----- Records to use -----

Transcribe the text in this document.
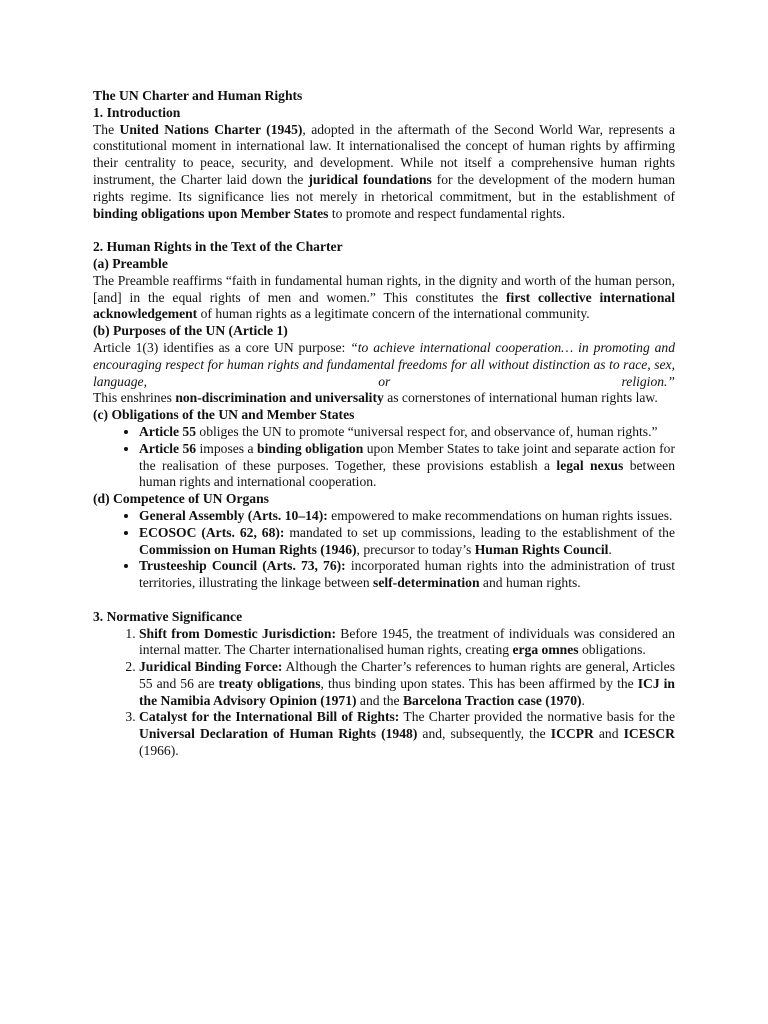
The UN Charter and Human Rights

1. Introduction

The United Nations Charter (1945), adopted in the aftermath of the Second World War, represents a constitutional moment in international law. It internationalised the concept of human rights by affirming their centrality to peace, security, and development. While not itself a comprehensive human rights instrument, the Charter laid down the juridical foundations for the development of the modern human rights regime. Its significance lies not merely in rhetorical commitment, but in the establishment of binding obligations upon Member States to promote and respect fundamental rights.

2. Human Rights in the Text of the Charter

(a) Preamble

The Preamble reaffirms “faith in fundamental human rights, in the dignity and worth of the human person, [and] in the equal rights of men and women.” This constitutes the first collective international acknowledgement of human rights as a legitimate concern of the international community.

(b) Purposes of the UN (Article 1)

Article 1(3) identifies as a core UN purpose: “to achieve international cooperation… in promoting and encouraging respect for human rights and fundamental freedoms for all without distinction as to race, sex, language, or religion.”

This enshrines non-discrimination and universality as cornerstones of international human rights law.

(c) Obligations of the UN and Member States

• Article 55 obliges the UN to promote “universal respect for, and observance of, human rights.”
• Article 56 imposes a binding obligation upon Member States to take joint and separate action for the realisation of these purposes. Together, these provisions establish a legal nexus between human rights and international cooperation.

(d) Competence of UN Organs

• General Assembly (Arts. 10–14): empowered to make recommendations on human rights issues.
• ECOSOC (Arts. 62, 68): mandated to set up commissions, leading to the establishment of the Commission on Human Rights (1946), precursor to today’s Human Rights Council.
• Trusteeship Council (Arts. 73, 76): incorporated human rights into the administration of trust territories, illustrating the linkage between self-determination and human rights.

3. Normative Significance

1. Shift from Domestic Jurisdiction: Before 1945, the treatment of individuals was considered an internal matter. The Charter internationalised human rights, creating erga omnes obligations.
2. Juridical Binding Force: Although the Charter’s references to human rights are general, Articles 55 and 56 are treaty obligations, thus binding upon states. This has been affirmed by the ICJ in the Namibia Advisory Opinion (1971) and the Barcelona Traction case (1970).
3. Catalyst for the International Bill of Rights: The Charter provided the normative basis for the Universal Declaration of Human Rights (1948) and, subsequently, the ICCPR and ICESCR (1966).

-----

- **Description of the task**: Pull every line containing the word "respect" out of the entries above.

- **Exercise output**:
The United Nations Charter (1945), adopted in the aftermath of the Second World War, represents a constitutional moment in international law. It internationalised the concept of human rights by affirming their centrality to peace, security, and development. While not itself a comprehensive human rights instrument, the Charter laid down the juridical foundations for the development of the modern human rights regime. Its significance lies not merely in rhetorical commitment, but in the establishment of binding obligations upon Member States to promote and respect fundamental rights.
Article 1(3) identifies as a core UN purpose: “to achieve international cooperation… in promoting and encouraging respect for human rights and fundamental freedoms for all without distinction as to race, sex, language, or religion.”
• Article 55 obliges the UN to promote “universal respect for, and observance of, human rights.”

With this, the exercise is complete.